Prompt: Where a line holds the string "icon", return that line.

Data supplied:

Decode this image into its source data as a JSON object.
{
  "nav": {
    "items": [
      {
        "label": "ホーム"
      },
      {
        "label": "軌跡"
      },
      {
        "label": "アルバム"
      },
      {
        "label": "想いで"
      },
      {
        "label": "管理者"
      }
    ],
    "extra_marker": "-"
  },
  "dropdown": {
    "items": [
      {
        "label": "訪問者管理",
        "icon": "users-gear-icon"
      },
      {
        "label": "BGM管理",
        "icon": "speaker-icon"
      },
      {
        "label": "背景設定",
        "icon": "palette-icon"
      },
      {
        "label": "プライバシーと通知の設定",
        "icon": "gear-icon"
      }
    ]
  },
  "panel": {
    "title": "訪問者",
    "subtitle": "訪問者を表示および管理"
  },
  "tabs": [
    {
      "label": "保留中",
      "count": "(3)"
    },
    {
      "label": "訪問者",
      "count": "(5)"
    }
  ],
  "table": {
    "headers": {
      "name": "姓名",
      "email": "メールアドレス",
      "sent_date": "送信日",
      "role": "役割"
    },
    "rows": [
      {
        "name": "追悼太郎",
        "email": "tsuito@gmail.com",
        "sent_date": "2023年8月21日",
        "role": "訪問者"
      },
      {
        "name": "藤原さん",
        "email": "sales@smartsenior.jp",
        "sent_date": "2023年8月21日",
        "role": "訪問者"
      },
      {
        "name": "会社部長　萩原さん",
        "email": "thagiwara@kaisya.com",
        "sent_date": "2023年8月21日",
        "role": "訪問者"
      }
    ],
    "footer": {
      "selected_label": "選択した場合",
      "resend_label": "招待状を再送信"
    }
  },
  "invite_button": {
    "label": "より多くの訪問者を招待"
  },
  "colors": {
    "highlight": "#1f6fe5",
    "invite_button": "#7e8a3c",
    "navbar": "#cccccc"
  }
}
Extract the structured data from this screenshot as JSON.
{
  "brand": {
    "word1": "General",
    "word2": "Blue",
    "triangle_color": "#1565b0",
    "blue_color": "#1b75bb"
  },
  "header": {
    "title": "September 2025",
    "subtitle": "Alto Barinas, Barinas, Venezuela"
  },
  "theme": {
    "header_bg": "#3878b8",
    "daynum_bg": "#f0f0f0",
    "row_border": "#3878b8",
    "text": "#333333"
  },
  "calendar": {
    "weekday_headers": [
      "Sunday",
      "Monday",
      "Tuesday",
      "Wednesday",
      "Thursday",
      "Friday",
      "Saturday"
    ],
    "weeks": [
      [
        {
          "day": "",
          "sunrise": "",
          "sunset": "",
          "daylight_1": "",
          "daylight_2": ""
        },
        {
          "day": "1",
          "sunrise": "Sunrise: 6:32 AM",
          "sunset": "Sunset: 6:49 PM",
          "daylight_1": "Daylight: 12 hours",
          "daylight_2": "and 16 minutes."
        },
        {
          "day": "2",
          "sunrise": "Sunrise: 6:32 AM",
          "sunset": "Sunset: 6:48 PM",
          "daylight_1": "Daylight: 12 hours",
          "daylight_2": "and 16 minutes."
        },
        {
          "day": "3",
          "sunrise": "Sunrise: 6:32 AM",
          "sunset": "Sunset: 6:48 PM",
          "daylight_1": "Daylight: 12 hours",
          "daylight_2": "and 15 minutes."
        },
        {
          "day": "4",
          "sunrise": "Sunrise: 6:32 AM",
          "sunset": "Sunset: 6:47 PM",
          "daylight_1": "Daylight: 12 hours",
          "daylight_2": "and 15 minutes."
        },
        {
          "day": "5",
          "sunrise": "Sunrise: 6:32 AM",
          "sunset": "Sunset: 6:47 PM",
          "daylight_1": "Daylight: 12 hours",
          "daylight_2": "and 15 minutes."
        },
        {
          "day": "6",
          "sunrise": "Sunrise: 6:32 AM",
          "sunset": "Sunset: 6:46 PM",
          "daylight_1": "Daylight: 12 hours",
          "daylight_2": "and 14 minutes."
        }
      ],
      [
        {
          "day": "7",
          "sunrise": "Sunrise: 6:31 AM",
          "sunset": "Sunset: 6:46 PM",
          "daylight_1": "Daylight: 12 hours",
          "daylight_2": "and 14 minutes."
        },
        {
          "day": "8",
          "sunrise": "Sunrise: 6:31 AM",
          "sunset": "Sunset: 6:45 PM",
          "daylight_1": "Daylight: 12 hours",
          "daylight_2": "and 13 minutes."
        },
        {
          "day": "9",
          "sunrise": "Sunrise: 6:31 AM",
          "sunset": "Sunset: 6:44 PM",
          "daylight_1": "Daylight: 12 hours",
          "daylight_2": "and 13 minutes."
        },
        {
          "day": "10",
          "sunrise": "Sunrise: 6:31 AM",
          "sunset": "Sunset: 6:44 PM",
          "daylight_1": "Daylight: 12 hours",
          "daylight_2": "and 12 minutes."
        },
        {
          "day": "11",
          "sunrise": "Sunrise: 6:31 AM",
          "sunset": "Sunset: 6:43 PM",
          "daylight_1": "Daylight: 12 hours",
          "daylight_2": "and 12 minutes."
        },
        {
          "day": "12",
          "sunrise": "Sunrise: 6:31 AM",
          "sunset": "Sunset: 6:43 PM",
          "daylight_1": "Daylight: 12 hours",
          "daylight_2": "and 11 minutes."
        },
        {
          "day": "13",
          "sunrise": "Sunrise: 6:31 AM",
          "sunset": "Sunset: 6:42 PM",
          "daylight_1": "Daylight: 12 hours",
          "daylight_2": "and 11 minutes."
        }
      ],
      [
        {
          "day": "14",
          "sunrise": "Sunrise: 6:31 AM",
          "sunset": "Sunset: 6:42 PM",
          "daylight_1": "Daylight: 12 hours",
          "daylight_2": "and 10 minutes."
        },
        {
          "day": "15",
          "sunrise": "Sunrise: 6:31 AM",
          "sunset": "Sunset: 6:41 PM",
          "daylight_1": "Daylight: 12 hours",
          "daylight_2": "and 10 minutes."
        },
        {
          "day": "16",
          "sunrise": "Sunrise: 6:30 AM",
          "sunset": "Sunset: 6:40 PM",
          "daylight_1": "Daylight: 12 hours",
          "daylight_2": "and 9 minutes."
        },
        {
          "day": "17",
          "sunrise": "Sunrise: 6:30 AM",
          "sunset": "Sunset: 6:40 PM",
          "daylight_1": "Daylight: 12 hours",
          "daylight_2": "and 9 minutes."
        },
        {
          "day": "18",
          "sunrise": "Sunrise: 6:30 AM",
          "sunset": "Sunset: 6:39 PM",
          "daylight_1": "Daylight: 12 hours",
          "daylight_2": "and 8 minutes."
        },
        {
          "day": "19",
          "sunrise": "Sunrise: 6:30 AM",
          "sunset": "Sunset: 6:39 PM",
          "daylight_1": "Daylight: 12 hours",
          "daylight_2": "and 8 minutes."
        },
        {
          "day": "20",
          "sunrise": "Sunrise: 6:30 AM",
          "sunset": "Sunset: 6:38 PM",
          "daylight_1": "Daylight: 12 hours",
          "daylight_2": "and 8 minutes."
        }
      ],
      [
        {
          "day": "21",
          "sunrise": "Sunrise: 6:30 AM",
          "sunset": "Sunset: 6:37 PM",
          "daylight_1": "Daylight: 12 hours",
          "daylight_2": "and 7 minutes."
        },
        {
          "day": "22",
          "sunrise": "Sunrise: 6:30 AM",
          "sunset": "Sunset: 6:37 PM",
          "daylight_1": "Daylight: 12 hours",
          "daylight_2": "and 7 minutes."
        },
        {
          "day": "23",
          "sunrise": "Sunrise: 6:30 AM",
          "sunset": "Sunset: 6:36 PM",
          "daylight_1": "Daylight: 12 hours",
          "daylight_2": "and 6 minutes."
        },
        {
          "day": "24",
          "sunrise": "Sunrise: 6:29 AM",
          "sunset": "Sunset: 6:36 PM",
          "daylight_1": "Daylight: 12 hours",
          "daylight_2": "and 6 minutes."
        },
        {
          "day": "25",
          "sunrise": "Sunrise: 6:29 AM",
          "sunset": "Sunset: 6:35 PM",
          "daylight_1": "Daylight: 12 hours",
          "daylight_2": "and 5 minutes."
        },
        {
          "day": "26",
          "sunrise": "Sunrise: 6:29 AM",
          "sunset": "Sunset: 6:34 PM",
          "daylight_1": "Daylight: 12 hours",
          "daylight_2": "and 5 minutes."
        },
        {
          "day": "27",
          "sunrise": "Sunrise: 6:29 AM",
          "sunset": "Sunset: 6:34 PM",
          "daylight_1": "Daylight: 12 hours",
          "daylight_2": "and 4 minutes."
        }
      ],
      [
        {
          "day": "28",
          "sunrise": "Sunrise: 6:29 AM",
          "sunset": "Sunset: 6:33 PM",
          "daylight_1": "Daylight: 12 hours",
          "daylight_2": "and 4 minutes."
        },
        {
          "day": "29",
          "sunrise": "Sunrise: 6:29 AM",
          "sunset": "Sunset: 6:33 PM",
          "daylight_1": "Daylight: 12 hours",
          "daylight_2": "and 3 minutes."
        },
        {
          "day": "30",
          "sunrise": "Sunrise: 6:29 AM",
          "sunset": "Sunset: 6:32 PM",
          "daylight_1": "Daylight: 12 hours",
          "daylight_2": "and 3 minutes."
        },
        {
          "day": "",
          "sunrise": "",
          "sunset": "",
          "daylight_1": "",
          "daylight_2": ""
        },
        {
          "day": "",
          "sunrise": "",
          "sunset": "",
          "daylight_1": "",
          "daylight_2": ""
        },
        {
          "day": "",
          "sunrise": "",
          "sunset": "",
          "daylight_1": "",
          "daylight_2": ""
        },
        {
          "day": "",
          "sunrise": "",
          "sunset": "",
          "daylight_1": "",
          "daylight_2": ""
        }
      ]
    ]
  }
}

Full output:
        "icon": "users-gear-icon"
        "icon": "speaker-icon"
        "icon": "palette-icon"
        "icon": "gear-icon"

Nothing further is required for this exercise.